### [What you have to do]
Extract each line of the material that follows exactly and omit its pictures.

### [Entries supplied]
= = =

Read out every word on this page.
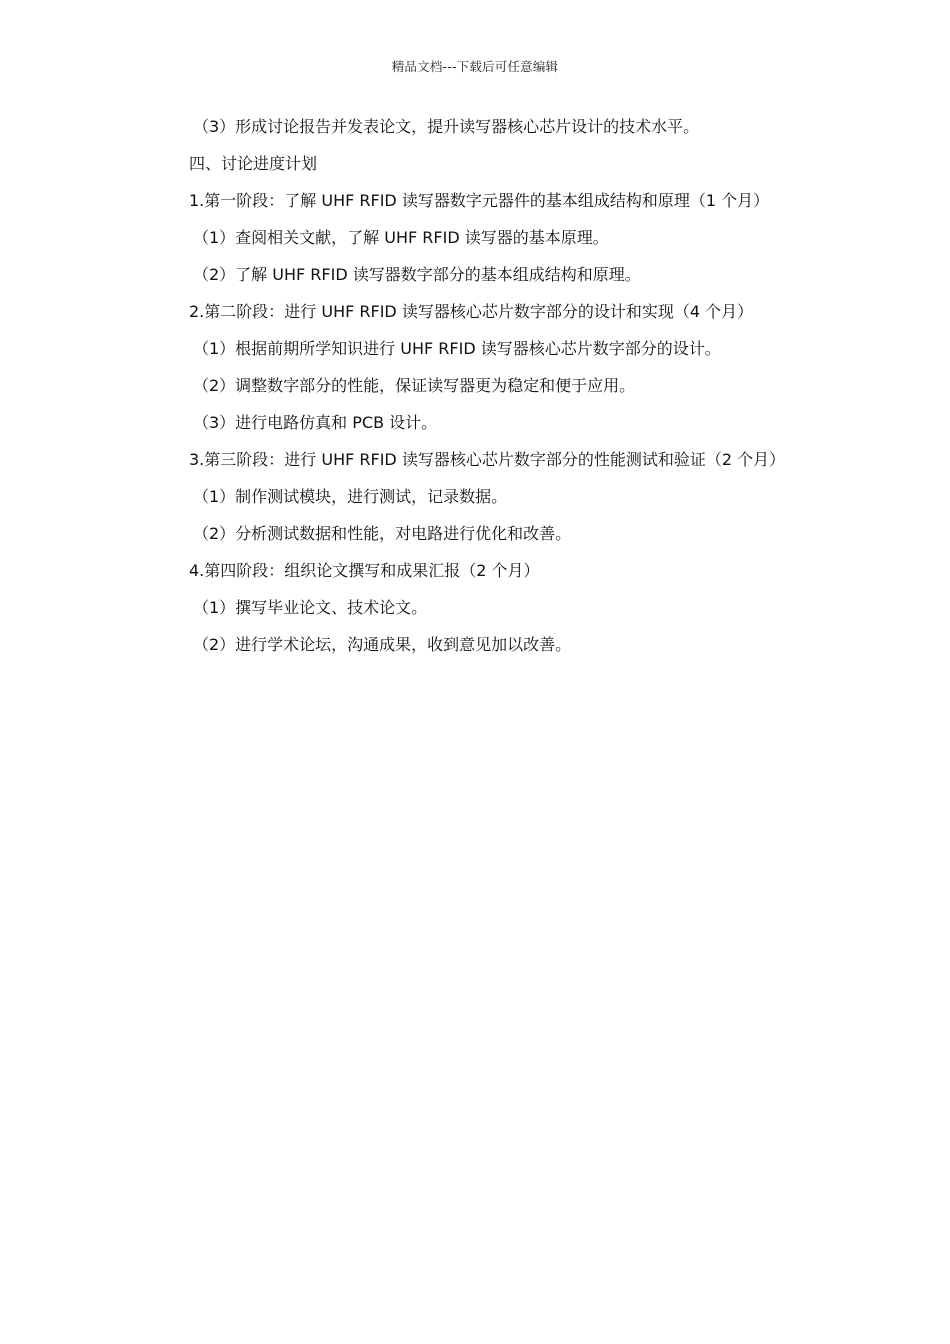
精品文档---下载后可任意编辑

（3）形成讨论报告并发表论文，提升读写器核心芯片设计的技术水平。

四、讨论进度计划

1.第一阶段：了解 UHF RFID 读写器数字元器件的基本组成结构和原理（1 个月）

（1）查阅相关文献，了解 UHF RFID 读写器的基本原理。

（2）了解 UHF RFID 读写器数字部分的基本组成结构和原理。

2.第二阶段：进行 UHF RFID 读写器核心芯片数字部分的设计和实现（4 个月）

（1）根据前期所学知识进行 UHF RFID 读写器核心芯片数字部分的设计。

（2）调整数字部分的性能，保证读写器更为稳定和便于应用。

（3）进行电路仿真和 PCB 设计。

3.第三阶段：进行 UHF RFID 读写器核心芯片数字部分的性能测试和验证（2 个月）

（1）制作测试模块，进行测试，记录数据。

（2）分析测试数据和性能，对电路进行优化和改善。

4.第四阶段：组织论文撰写和成果汇报（2 个月）

（1）撰写毕业论文、技术论文。

（2）进行学术论坛，沟通成果，收到意见加以改善。
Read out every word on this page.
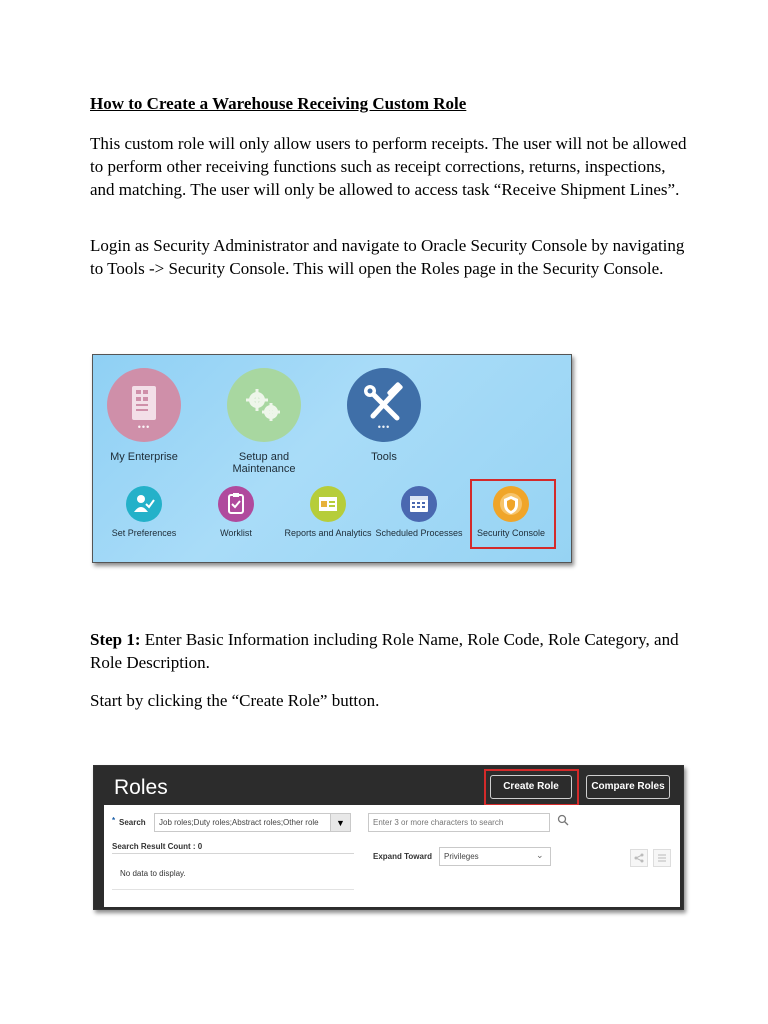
How to Create a Warehouse Receiving Custom Role
This custom role will only allow users to perform receipts. The user will not be allowed to perform other receiving functions such as receipt corrections, returns, inspections, and matching. The user will only be allowed to access task “Receive Shipment Lines”.
Login as Security Administrator and navigate to Oracle Security Console by navigating to Tools -> Security Console. This will open the Roles page in the Security Console.
•••
My Enterprise	Setup and
Maintenance
•••
Tools
Set Preferences	Worklist	Reports and Analytics Scheduled Processes	Security Console
Step 1: Enter Basic Information including Role Name, Role Code, Role Category, and Role Description.
Start by clicking the “Create Role” button.
Roles	Create Role	Compare Roles
* Search	Job roles;Duty roles;Abstract roles;Other role	▼
Search Result Count : 0
No data to display.
Enter 3 or more characters to search
Expand Toward	Privileges	⌄
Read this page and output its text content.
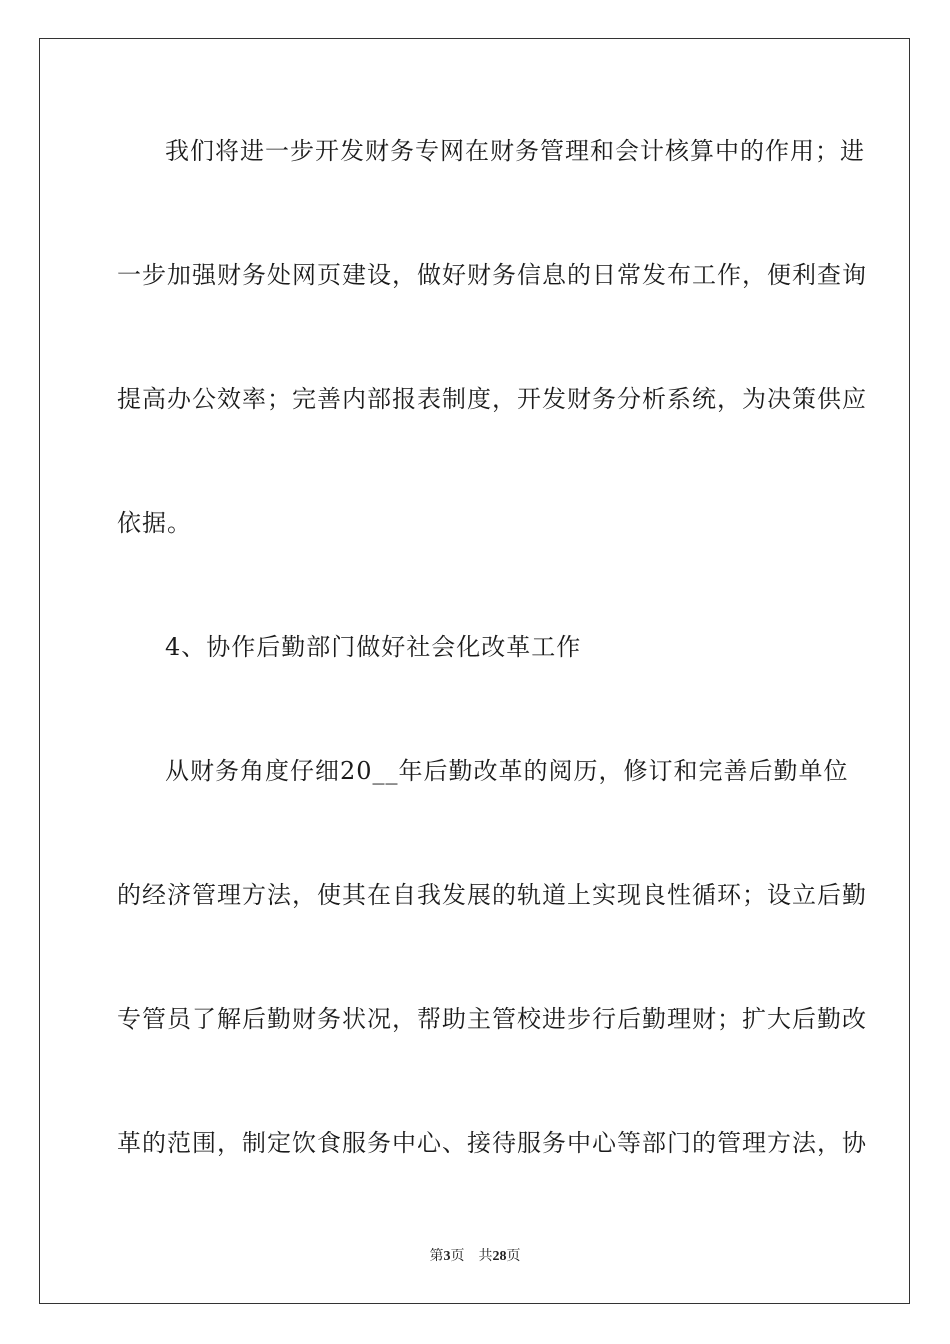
我们将进一步开发财务专网在财务管理和会计核算中的作用；进
一步加强财务处网页建设，做好财务信息的日常发布工作，便利查询
提高办公效率；完善内部报表制度，开发财务分析系统，为决策供应
依据。
4、协作后勤部门做好社会化改革工作
从财务角度仔细20__年后勤改革的阅历，修订和完善后勤单位
的经济管理方法，使其在自我发展的轨道上实现良性循环；设立后勤
专管员了解后勤财务状况，帮助主管校进步行后勤理财；扩大后勤改
革的范围，制定饮食服务中心、接待服务中心等部门的管理方法，协
第3页 共28页
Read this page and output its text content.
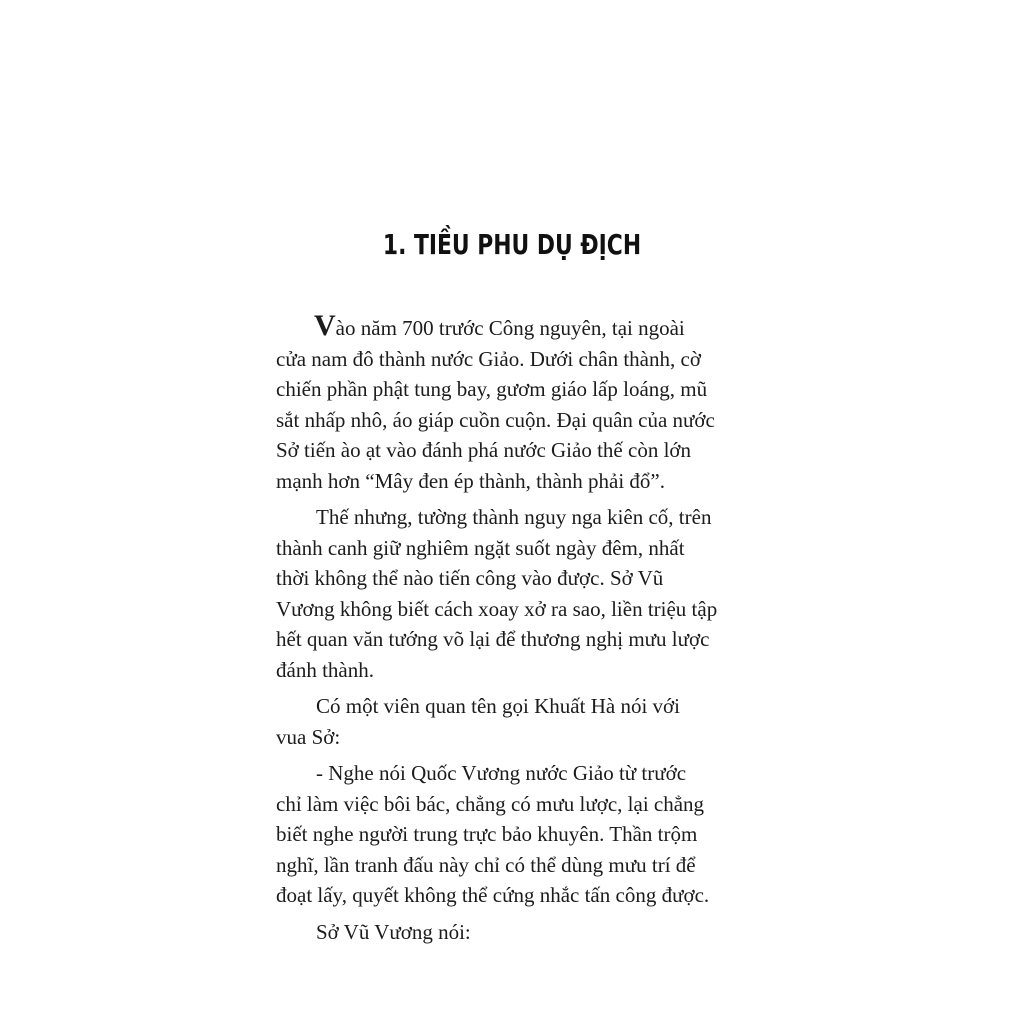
1. TIỀU PHU DỤ ĐỊCH
Vào năm 700 trước Công nguyên, tại ngoài
cửa nam đô thành nước Giảo. Dưới chân thành, cờ
chiến phần phật tung bay, gươm giáo lấp loáng, mũ
sắt nhấp nhô, áo giáp cuồn cuộn. Đại quân của nước
Sở tiến ào ạt vào đánh phá nước Giảo thế còn lớn
mạnh hơn “Mây đen ép thành, thành phải đổ”.
Thế nhưng, tường thành nguy nga kiên cố, trên
thành canh giữ nghiêm ngặt suốt ngày đêm, nhất
thời không thể nào tiến công vào được. Sở Vũ
Vương không biết cách xoay xở ra sao, liền triệu tập
hết quan văn tướng võ lại để thương nghị mưu lược
đánh thành.
Có một viên quan tên gọi Khuất Hà nói với
vua Sở:
- Nghe nói Quốc Vương nước Giảo từ trước
chỉ làm việc bôi bác, chẳng có mưu lược, lại chẳng
biết nghe người trung trực bảo khuyên. Thần trộm
nghĩ, lần tranh đấu này chỉ có thể dùng mưu trí để
đoạt lấy, quyết không thể cứng nhắc tấn công được.
Sở Vũ Vương nói:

= = =

### [Exercise result]
Read out every word on this page.
精品文档---下载后可任意编辑

（3）形成讨论报告并发表论文，提升读写器核心芯片设计的技术水平。

四、讨论进度计划

1.第一阶段：了解 UHF RFID 读写器数字元器件的基本组成结构和原理（1 个月）

（1）查阅相关文献，了解 UHF RFID 读写器的基本原理。

（2）了解 UHF RFID 读写器数字部分的基本组成结构和原理。

2.第二阶段：进行 UHF RFID 读写器核心芯片数字部分的设计和实现（4 个月）

（1）根据前期所学知识进行 UHF RFID 读写器核心芯片数字部分的设计。

（2）调整数字部分的性能，保证读写器更为稳定和便于应用。

（3）进行电路仿真和 PCB 设计。

3.第三阶段：进行 UHF RFID 读写器核心芯片数字部分的性能测试和验证（2 个月）

（1）制作测试模块，进行测试，记录数据。

（2）分析测试数据和性能，对电路进行优化和改善。

4.第四阶段：组织论文撰写和成果汇报（2 个月）

（1）撰写毕业论文、技术论文。

（2）进行学术论坛，沟通成果，收到意见加以改善。
Read out every word on this page.
How to Create a Warehouse Receiving Custom Role
This custom role will only allow users to perform receipts. The user will not be allowed to perform other receiving functions such as receipt corrections, returns, inspections, and matching. The user will only be allowed to access task “Receive Shipment Lines”.
Login as Security Administrator and navigate to Oracle Security Console by navigating to Tools -> Security Console. This will open the Roles page in the Security Console.
•••
My Enterprise	Setup and
Maintenance
•••
Tools
Set Preferences	Worklist	Reports and Analytics Scheduled Processes	Security Console
Step 1: Enter Basic Information including Role Name, Role Code, Role Category, and Role Description.
Start by clicking the “Create Role” button.
Roles	Create Role	Compare Roles
* Search	Job roles;Duty roles;Abstract roles;Other role	▼
Search Result Count : 0
No data to display.
Enter 3 or more characters to search
Expand Toward	Privileges	⌄
Read this page and output its text content.
我们将进一步开发财务专网在财务管理和会计核算中的作用；进
一步加强财务处网页建设，做好财务信息的日常发布工作，便利查询
提高办公效率；完善内部报表制度，开发财务分析系统，为决策供应
依据。
4、协作后勤部门做好社会化改革工作
从财务角度仔细20__年后勤改革的阅历，修订和完善后勤单位
的经济管理方法，使其在自我发展的轨道上实现良性循环；设立后勤
专管员了解后勤财务状况，帮助主管校进步行后勤理财；扩大后勤改
革的范围，制定饮食服务中心、接待服务中心等部门的管理方法，协
第3页 共28页
Read this page and output its text content.
1. TIỀU PHU DỤ ĐỊCH
Vào năm 700 trước Công nguyên, tại ngoài
cửa nam đô thành nước Giảo. Dưới chân thành, cờ
chiến phần phật tung bay, gươm giáo lấp loáng, mũ
sắt nhấp nhô, áo giáp cuồn cuộn. Đại quân của nước
Sở tiến ào ạt vào đánh phá nước Giảo thế còn lớn
mạnh hơn “Mây đen ép thành, thành phải đổ”.
Thế nhưng, tường thành nguy nga kiên cố, trên
thành canh giữ nghiêm ngặt suốt ngày đêm, nhất
thời không thể nào tiến công vào được. Sở Vũ
Vương không biết cách xoay xở ra sao, liền triệu tập
hết quan văn tướng võ lại để thương nghị mưu lược
đánh thành.
Có một viên quan tên gọi Khuất Hà nói với
vua Sở:
- Nghe nói Quốc Vương nước Giảo từ trước
chỉ làm việc bôi bác, chẳng có mưu lược, lại chẳng
biết nghe người trung trực bảo khuyên. Thần trộm
nghĩ, lần tranh đấu này chỉ có thể dùng mưu trí để
đoạt lấy, quyết không thể cứng nhắc tấn công được.
Sở Vũ Vương nói:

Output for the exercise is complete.